YOUR OBJECTIVE:
Return all of the entries exactly as written.
[START OF RECORDS TO USE]
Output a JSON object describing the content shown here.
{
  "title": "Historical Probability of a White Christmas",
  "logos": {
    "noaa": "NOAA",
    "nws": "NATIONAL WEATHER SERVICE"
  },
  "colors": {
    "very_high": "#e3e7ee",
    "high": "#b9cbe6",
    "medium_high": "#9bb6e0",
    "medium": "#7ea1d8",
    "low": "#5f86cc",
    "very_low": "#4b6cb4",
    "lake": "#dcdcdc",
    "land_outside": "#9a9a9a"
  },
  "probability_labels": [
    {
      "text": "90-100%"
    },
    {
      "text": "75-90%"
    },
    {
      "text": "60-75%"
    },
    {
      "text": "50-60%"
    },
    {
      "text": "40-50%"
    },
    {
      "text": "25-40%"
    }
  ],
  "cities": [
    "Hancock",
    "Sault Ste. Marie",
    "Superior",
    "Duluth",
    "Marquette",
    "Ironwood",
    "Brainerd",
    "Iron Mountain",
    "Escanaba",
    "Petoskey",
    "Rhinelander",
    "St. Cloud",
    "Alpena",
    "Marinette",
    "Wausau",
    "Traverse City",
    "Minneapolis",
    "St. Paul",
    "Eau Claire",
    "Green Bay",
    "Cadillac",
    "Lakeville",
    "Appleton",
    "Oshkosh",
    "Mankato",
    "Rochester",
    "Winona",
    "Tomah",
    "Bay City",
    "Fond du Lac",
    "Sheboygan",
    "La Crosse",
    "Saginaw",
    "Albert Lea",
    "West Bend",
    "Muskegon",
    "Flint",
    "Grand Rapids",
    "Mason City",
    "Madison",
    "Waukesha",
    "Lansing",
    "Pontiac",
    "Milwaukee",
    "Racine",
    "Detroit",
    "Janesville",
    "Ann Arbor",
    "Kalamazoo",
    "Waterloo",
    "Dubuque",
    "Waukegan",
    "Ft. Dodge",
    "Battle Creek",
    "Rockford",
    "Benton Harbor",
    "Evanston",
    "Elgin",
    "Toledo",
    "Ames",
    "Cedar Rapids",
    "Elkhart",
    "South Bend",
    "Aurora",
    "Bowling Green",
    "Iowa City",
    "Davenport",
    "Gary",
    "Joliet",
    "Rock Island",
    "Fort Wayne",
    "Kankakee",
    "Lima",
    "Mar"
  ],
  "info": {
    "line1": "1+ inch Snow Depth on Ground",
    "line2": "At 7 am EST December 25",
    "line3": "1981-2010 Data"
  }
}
[END OF RECORDS TO USE]
TASK OUTPUT:
Output a JSON object describing the content shown here.
{
  "title": "Historical Probability of a White Christmas",
  "logos": {
    "noaa": "NOAA",
    "nws": "NATIONAL WEATHER SERVICE"
  },
  "colors": {
    "very_high": "#e3e7ee",
    "high": "#b9cbe6",
    "medium_high": "#9bb6e0",
    "medium": "#7ea1d8",
    "low": "#5f86cc",
    "very_low": "#4b6cb4",
    "lake": "#dcdcdc",
    "land_outside": "#9a9a9a"
  },
  "probability_labels": [
    {
      "text": "90-100%"
    },
    {
      "text": "75-90%"
    },
    {
      "text": "60-75%"
    },
    {
      "text": "50-60%"
    },
    {
      "text": "40-50%"
    },
    {
      "text": "25-40%"
    }
  ],
  "cities": [
    "Hancock",
    "Sault Ste. Marie",
    "Superior",
    "Duluth",
    "Marquette",
    "Ironwood",
    "Brainerd",
    "Iron Mountain",
    "Escanaba",
    "Petoskey",
    "Rhinelander",
    "St. Cloud",
    "Alpena",
    "Marinette",
    "Wausau",
    "Traverse City",
    "Minneapolis",
    "St. Paul",
    "Eau Claire",
    "Green Bay",
    "Cadillac",
    "Lakeville",
    "Appleton",
    "Oshkosh",
    "Mankato",
    "Rochester",
    "Winona",
    "Tomah",
    "Bay City",
    "Fond du Lac",
    "Sheboygan",
    "La Crosse",
    "Saginaw",
    "Albert Lea",
    "West Bend",
    "Muskegon",
    "Flint",
    "Grand Rapids",
    "Mason City",
    "Madison",
    "Waukesha",
    "Lansing",
    "Pontiac",
    "Milwaukee",
    "Racine",
    "Detroit",
    "Janesville",
    "Ann Arbor",
    "Kalamazoo",
    "Waterloo",
    "Dubuque",
    "Waukegan",
    "Ft. Dodge",
    "Battle Creek",
    "Rockford",
    "Benton Harbor",
    "Evanston",
    "Elgin",
    "Toledo",
    "Ames",
    "Cedar Rapids",
    "Elkhart",
    "South Bend",
    "Aurora",
    "Bowling Green",
    "Iowa City",
    "Davenport",
    "Gary",
    "Joliet",
    "Rock Island",
    "Fort Wayne",
    "Kankakee",
    "Lima",
    "Mar"
  ],
  "info": {
    "line1": "1+ inch Snow Depth on Ground",
    "line2": "At 7 am EST December 25",
    "line3": "1981-2010 Data"
  }
}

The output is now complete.